[Stored data]
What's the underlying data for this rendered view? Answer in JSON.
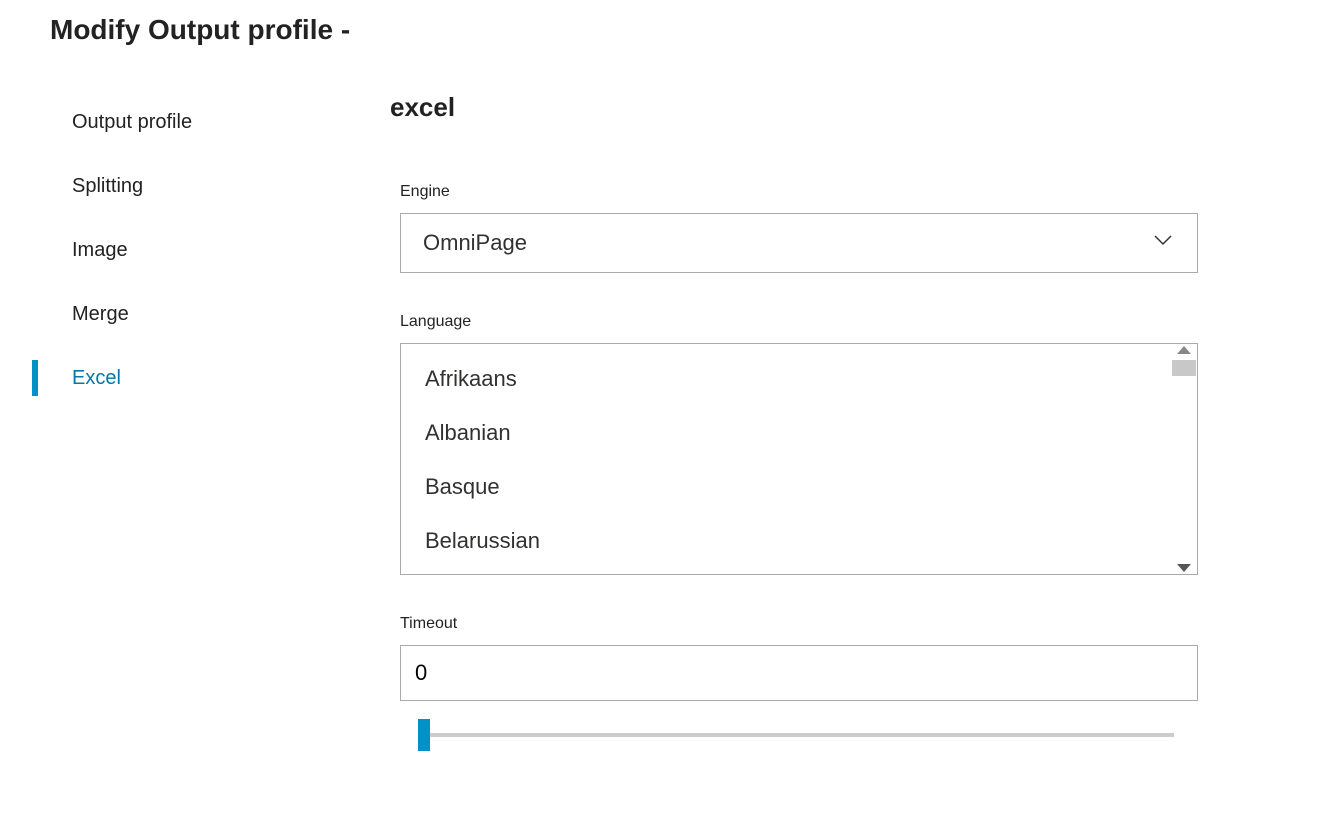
{
  "header": {
    "title": "Modify Output profile -"
  },
  "sidebar": {
    "items": [
      {
        "label": "Output profile",
        "active": false
      },
      {
        "label": "Splitting",
        "active": false
      },
      {
        "label": "Image",
        "active": false
      },
      {
        "label": "Merge",
        "active": false
      },
      {
        "label": "Excel",
        "active": true
      }
    ]
  },
  "main": {
    "section_title": "excel",
    "engine": {
      "label": "Engine",
      "value": "OmniPage"
    },
    "language": {
      "label": "Language",
      "options": [
        "Afrikaans",
        "Albanian",
        "Basque",
        "Belarussian"
      ]
    },
    "timeout": {
      "label": "Timeout",
      "value": "0"
    }
  }
}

#### GIVEN EXERCISE:
Leaving the pictures aside, transcribe the entire listing exactly.

#### RESULT OF THIS TASK:
What's the underlying data for this rendered view? Answer in JSON.
{
  "header": {
    "title": "Modify Output profile -"
  },
  "sidebar": {
    "items": [
      {
        "label": "Output profile",
        "active": false
      },
      {
        "label": "Splitting",
        "active": false
      },
      {
        "label": "Image",
        "active": false
      },
      {
        "label": "Merge",
        "active": false
      },
      {
        "label": "Excel",
        "active": true
      }
    ]
  },
  "main": {
    "section_title": "excel",
    "engine": {
      "label": "Engine",
      "value": "OmniPage"
    },
    "language": {
      "label": "Language",
      "options": [
        "Afrikaans",
        "Albanian",
        "Basque",
        "Belarussian"
      ]
    },
    "timeout": {
      "label": "Timeout",
      "value": "0"
    }
  }
}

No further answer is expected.